[START]
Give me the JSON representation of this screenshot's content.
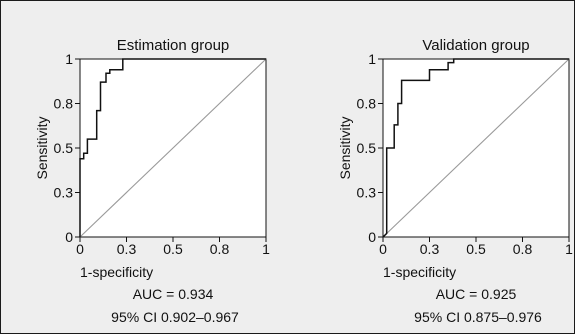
{
  "chart_data": [
    {
      "type": "line",
      "title": "Estimation group",
      "xlabel": "1-specificity",
      "ylabel": "Sensitivity",
      "xlim": [
        0,
        1
      ],
      "ylim": [
        0,
        1
      ],
      "x_ticks": [
        "0",
        "0.3",
        "0.5",
        "0.8",
        "1"
      ],
      "y_ticks": [
        "0",
        "0.3",
        "0.5",
        "0.8",
        "1"
      ],
      "x_tick_values": [
        0,
        0.25,
        0.5,
        0.75,
        1
      ],
      "y_tick_values": [
        0,
        0.25,
        0.5,
        0.75,
        1
      ],
      "grid": false,
      "series": [
        {
          "points": [
            [
              0,
              0
            ],
            [
              0,
              0.44
            ],
            [
              0.02,
              0.44
            ],
            [
              0.02,
              0.47
            ],
            [
              0.04,
              0.47
            ],
            [
              0.04,
              0.55
            ],
            [
              0.09,
              0.55
            ],
            [
              0.09,
              0.71
            ],
            [
              0.11,
              0.71
            ],
            [
              0.11,
              0.87
            ],
            [
              0.14,
              0.87
            ],
            [
              0.14,
              0.92
            ],
            [
              0.16,
              0.92
            ],
            [
              0.16,
              0.94
            ],
            [
              0.23,
              0.94
            ],
            [
              0.23,
              1.0
            ],
            [
              0.37,
              1.0
            ],
            [
              1.0,
              1.0
            ]
          ],
          "color": "#111111"
        },
        {
          "points": [
            [
              0,
              0
            ],
            [
              1,
              1
            ]
          ],
          "color": "#9a9a9a"
        }
      ],
      "auc_text": "AUC = 0.934",
      "ci_text": "95% CI 0.902–0.967"
    },
    {
      "type": "line",
      "title": "Validation group",
      "xlabel": "1-specificity",
      "ylabel": "Sensitivity",
      "xlim": [
        0,
        1
      ],
      "ylim": [
        0,
        1
      ],
      "x_ticks": [
        "0",
        "0.3",
        "0.5",
        "0.8",
        "1"
      ],
      "y_ticks": [
        "0",
        "0.3",
        "0.5",
        "0.8",
        "1"
      ],
      "x_tick_values": [
        0,
        0.25,
        0.5,
        0.75,
        1
      ],
      "y_tick_values": [
        0,
        0.25,
        0.5,
        0.75,
        1
      ],
      "grid": false,
      "series": [
        {
          "points": [
            [
              0,
              0
            ],
            [
              0.02,
              0.02
            ],
            [
              0.02,
              0.5
            ],
            [
              0.06,
              0.5
            ],
            [
              0.06,
              0.63
            ],
            [
              0.08,
              0.63
            ],
            [
              0.08,
              0.75
            ],
            [
              0.1,
              0.75
            ],
            [
              0.1,
              0.88
            ],
            [
              0.25,
              0.88
            ],
            [
              0.25,
              0.94
            ],
            [
              0.35,
              0.94
            ],
            [
              0.35,
              0.98
            ],
            [
              0.38,
              0.98
            ],
            [
              0.38,
              1.0
            ],
            [
              1.0,
              1.0
            ]
          ],
          "color": "#111111"
        },
        {
          "points": [
            [
              0,
              0
            ],
            [
              1,
              1
            ]
          ],
          "color": "#9a9a9a"
        }
      ],
      "auc_text": "AUC = 0.925",
      "ci_text": "95% CI 0.875–0.976"
    }
  ]
}
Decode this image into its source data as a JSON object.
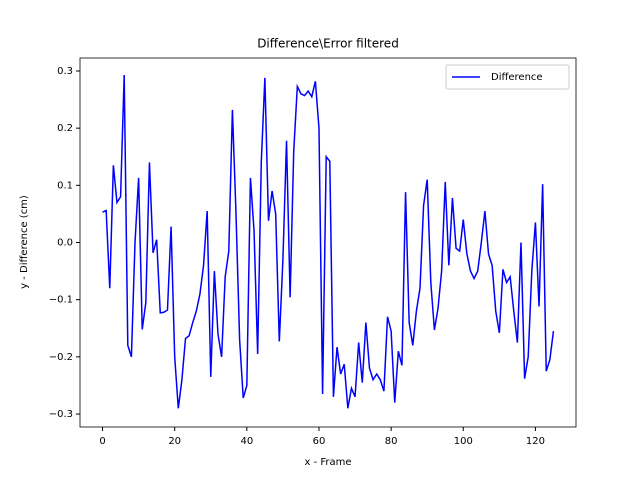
{
  "chart_data": {
    "type": "line",
    "title": "Difference\\Error filtered",
    "xlabel": "x - Frame",
    "ylabel": "y - Difference (cm)",
    "x": [
      0,
      1,
      2,
      3,
      4,
      5,
      6,
      7,
      8,
      9,
      10,
      11,
      12,
      13,
      14,
      15,
      16,
      17,
      18,
      19,
      20,
      21,
      22,
      23,
      24,
      25,
      26,
      27,
      28,
      29,
      30,
      31,
      32,
      33,
      34,
      35,
      36,
      37,
      38,
      39,
      40,
      41,
      42,
      43,
      44,
      45,
      46,
      47,
      48,
      49,
      50,
      51,
      52,
      53,
      54,
      55,
      56,
      57,
      58,
      59,
      60,
      61,
      62,
      63,
      64,
      65,
      66,
      67,
      68,
      69,
      70,
      71,
      72,
      73,
      74,
      75,
      76,
      77,
      78,
      79,
      80,
      81,
      82,
      83,
      84,
      85,
      86,
      87,
      88,
      89,
      90,
      91,
      92,
      93,
      94,
      95,
      96,
      97,
      98,
      99,
      100,
      101,
      102,
      103,
      104,
      105,
      106,
      107,
      108,
      109,
      110,
      111,
      112,
      113,
      114,
      115,
      116,
      117,
      118,
      119,
      120,
      121,
      122,
      123,
      124,
      125
    ],
    "series": [
      {
        "name": "Difference",
        "color": "#0000ff",
        "values": [
          0.053,
          0.056,
          -0.08,
          0.135,
          0.07,
          0.08,
          0.293,
          -0.18,
          -0.2,
          0.0,
          0.113,
          -0.152,
          -0.105,
          0.14,
          -0.018,
          0.005,
          -0.123,
          -0.122,
          -0.118,
          0.028,
          -0.2,
          -0.29,
          -0.24,
          -0.168,
          -0.163,
          -0.14,
          -0.12,
          -0.09,
          -0.04,
          0.055,
          -0.235,
          -0.05,
          -0.16,
          -0.2,
          -0.06,
          -0.015,
          0.232,
          0.05,
          -0.17,
          -0.272,
          -0.25,
          0.113,
          0.02,
          -0.195,
          0.14,
          0.288,
          0.038,
          0.09,
          0.05,
          -0.173,
          -0.03,
          0.178,
          -0.096,
          0.16,
          0.273,
          0.26,
          0.257,
          0.265,
          0.255,
          0.282,
          0.2,
          -0.265,
          0.15,
          0.142,
          -0.27,
          -0.183,
          -0.23,
          -0.213,
          -0.29,
          -0.255,
          -0.27,
          -0.175,
          -0.245,
          -0.14,
          -0.22,
          -0.24,
          -0.23,
          -0.24,
          -0.26,
          -0.13,
          -0.155,
          -0.28,
          -0.19,
          -0.215,
          0.088,
          -0.14,
          -0.18,
          -0.12,
          -0.08,
          0.065,
          0.11,
          -0.07,
          -0.153,
          -0.115,
          -0.05,
          0.106,
          -0.04,
          0.078,
          -0.01,
          -0.015,
          0.04,
          -0.02,
          -0.05,
          -0.063,
          -0.05,
          0.0,
          0.055,
          -0.02,
          -0.04,
          -0.12,
          -0.158,
          -0.047,
          -0.07,
          -0.06,
          -0.12,
          -0.175,
          0.0,
          -0.238,
          -0.2,
          -0.05,
          0.035,
          -0.112,
          0.102,
          -0.225,
          -0.205,
          -0.155
        ]
      }
    ],
    "xlim": [
      -6.25,
      131.25
    ],
    "xticks": [
      0,
      20,
      40,
      60,
      80,
      100,
      120
    ],
    "ylim": [
      -0.3227,
      0.3227
    ],
    "yticks": [
      {
        "value": -0.3,
        "label": "−0.3"
      },
      {
        "value": -0.2,
        "label": "−0.2"
      },
      {
        "value": -0.1,
        "label": "−0.1"
      },
      {
        "value": 0,
        "label": "0.0"
      },
      0.1,
      0.2,
      0.3
    ],
    "legend": "upper right"
  }
}
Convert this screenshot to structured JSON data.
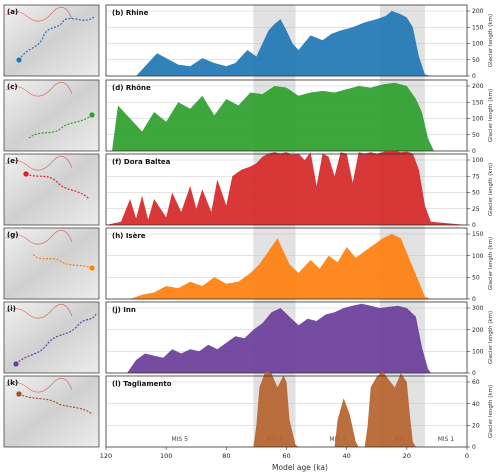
[END]
#### What to work on
Make an exact copy of all entries above, dropping the images.

#### Result of the exercise
Give me the JSON representation of this screenshot's content.
{
  "chart_data": [
    {
      "type": "line",
      "title": "Estimation group",
      "xlabel": "1-specificity",
      "ylabel": "Sensitivity",
      "xlim": [
        0,
        1
      ],
      "ylim": [
        0,
        1
      ],
      "x_ticks": [
        "0",
        "0.3",
        "0.5",
        "0.8",
        "1"
      ],
      "y_ticks": [
        "0",
        "0.3",
        "0.5",
        "0.8",
        "1"
      ],
      "x_tick_values": [
        0,
        0.25,
        0.5,
        0.75,
        1
      ],
      "y_tick_values": [
        0,
        0.25,
        0.5,
        0.75,
        1
      ],
      "grid": false,
      "series": [
        {
          "points": [
            [
              0,
              0
            ],
            [
              0,
              0.44
            ],
            [
              0.02,
              0.44
            ],
            [
              0.02,
              0.47
            ],
            [
              0.04,
              0.47
            ],
            [
              0.04,
              0.55
            ],
            [
              0.09,
              0.55
            ],
            [
              0.09,
              0.71
            ],
            [
              0.11,
              0.71
            ],
            [
              0.11,
              0.87
            ],
            [
              0.14,
              0.87
            ],
            [
              0.14,
              0.92
            ],
            [
              0.16,
              0.92
            ],
            [
              0.16,
              0.94
            ],
            [
              0.23,
              0.94
            ],
            [
              0.23,
              1.0
            ],
            [
              0.37,
              1.0
            ],
            [
              1.0,
              1.0
            ]
          ],
          "color": "#111111"
        },
        {
          "points": [
            [
              0,
              0
            ],
            [
              1,
              1
            ]
          ],
          "color": "#9a9a9a"
        }
      ],
      "auc_text": "AUC = 0.934",
      "ci_text": "95% CI 0.902–0.967"
    },
    {
      "type": "line",
      "title": "Validation group",
      "xlabel": "1-specificity",
      "ylabel": "Sensitivity",
      "xlim": [
        0,
        1
      ],
      "ylim": [
        0,
        1
      ],
      "x_ticks": [
        "0",
        "0.3",
        "0.5",
        "0.8",
        "1"
      ],
      "y_ticks": [
        "0",
        "0.3",
        "0.5",
        "0.8",
        "1"
      ],
      "x_tick_values": [
        0,
        0.25,
        0.5,
        0.75,
        1
      ],
      "y_tick_values": [
        0,
        0.25,
        0.5,
        0.75,
        1
      ],
      "grid": false,
      "series": [
        {
          "points": [
            [
              0,
              0
            ],
            [
              0.02,
              0.02
            ],
            [
              0.02,
              0.5
            ],
            [
              0.06,
              0.5
            ],
            [
              0.06,
              0.63
            ],
            [
              0.08,
              0.63
            ],
            [
              0.08,
              0.75
            ],
            [
              0.1,
              0.75
            ],
            [
              0.1,
              0.88
            ],
            [
              0.25,
              0.88
            ],
            [
              0.25,
              0.94
            ],
            [
              0.35,
              0.94
            ],
            [
              0.35,
              0.98
            ],
            [
              0.38,
              0.98
            ],
            [
              0.38,
              1.0
            ],
            [
              1.0,
              1.0
            ]
          ],
          "color": "#111111"
        },
        {
          "points": [
            [
              0,
              0
            ],
            [
              1,
              1
            ]
          ],
          "color": "#9a9a9a"
        }
      ],
      "auc_text": "AUC = 0.925",
      "ci_text": "95% CI 0.875–0.976"
    }
  ]
}
Decode this image into its source data as a JSON object.
{
  "chart_data": {
    "type": "line",
    "title": "Difference\\Error filtered",
    "xlabel": "x - Frame",
    "ylabel": "y - Difference (cm)",
    "x": [
      0,
      1,
      2,
      3,
      4,
      5,
      6,
      7,
      8,
      9,
      10,
      11,
      12,
      13,
      14,
      15,
      16,
      17,
      18,
      19,
      20,
      21,
      22,
      23,
      24,
      25,
      26,
      27,
      28,
      29,
      30,
      31,
      32,
      33,
      34,
      35,
      36,
      37,
      38,
      39,
      40,
      41,
      42,
      43,
      44,
      45,
      46,
      47,
      48,
      49,
      50,
      51,
      52,
      53,
      54,
      55,
      56,
      57,
      58,
      59,
      60,
      61,
      62,
      63,
      64,
      65,
      66,
      67,
      68,
      69,
      70,
      71,
      72,
      73,
      74,
      75,
      76,
      77,
      78,
      79,
      80,
      81,
      82,
      83,
      84,
      85,
      86,
      87,
      88,
      89,
      90,
      91,
      92,
      93,
      94,
      95,
      96,
      97,
      98,
      99,
      100,
      101,
      102,
      103,
      104,
      105,
      106,
      107,
      108,
      109,
      110,
      111,
      112,
      113,
      114,
      115,
      116,
      117,
      118,
      119,
      120,
      121,
      122,
      123,
      124,
      125
    ],
    "series": [
      {
        "name": "Difference",
        "color": "#0000ff",
        "values": [
          0.053,
          0.056,
          -0.08,
          0.135,
          0.07,
          0.08,
          0.293,
          -0.18,
          -0.2,
          0.0,
          0.113,
          -0.152,
          -0.105,
          0.14,
          -0.018,
          0.005,
          -0.123,
          -0.122,
          -0.118,
          0.028,
          -0.2,
          -0.29,
          -0.24,
          -0.168,
          -0.163,
          -0.14,
          -0.12,
          -0.09,
          -0.04,
          0.055,
          -0.235,
          -0.05,
          -0.16,
          -0.2,
          -0.06,
          -0.015,
          0.232,
          0.05,
          -0.17,
          -0.272,
          -0.25,
          0.113,
          0.02,
          -0.195,
          0.14,
          0.288,
          0.038,
          0.09,
          0.05,
          -0.173,
          -0.03,
          0.178,
          -0.096,
          0.16,
          0.273,
          0.26,
          0.257,
          0.265,
          0.255,
          0.282,
          0.2,
          -0.265,
          0.15,
          0.142,
          -0.27,
          -0.183,
          -0.23,
          -0.213,
          -0.29,
          -0.255,
          -0.27,
          -0.175,
          -0.245,
          -0.14,
          -0.22,
          -0.24,
          -0.23,
          -0.24,
          -0.26,
          -0.13,
          -0.155,
          -0.28,
          -0.19,
          -0.215,
          0.088,
          -0.14,
          -0.18,
          -0.12,
          -0.08,
          0.065,
          0.11,
          -0.07,
          -0.153,
          -0.115,
          -0.05,
          0.106,
          -0.04,
          0.078,
          -0.01,
          -0.015,
          0.04,
          -0.02,
          -0.05,
          -0.063,
          -0.05,
          0.0,
          0.055,
          -0.02,
          -0.04,
          -0.12,
          -0.158,
          -0.047,
          -0.07,
          -0.06,
          -0.12,
          -0.175,
          0.0,
          -0.238,
          -0.2,
          -0.05,
          0.035,
          -0.112,
          0.102,
          -0.225,
          -0.205,
          -0.155
        ]
      }
    ],
    "xlim": [
      -6.25,
      131.25
    ],
    "xticks": [
      0,
      20,
      40,
      60,
      80,
      100,
      120
    ],
    "ylim": [
      -0.3227,
      0.3227
    ],
    "yticks": [
      {
        "value": -0.3,
        "label": "−0.3"
      },
      {
        "value": -0.2,
        "label": "−0.2"
      },
      {
        "value": -0.1,
        "label": "−0.1"
      },
      {
        "value": 0,
        "label": "0.0"
      },
      0.1,
      0.2,
      0.3
    ],
    "legend": "upper right"
  }
}
Convert this screenshot to structured JSON data.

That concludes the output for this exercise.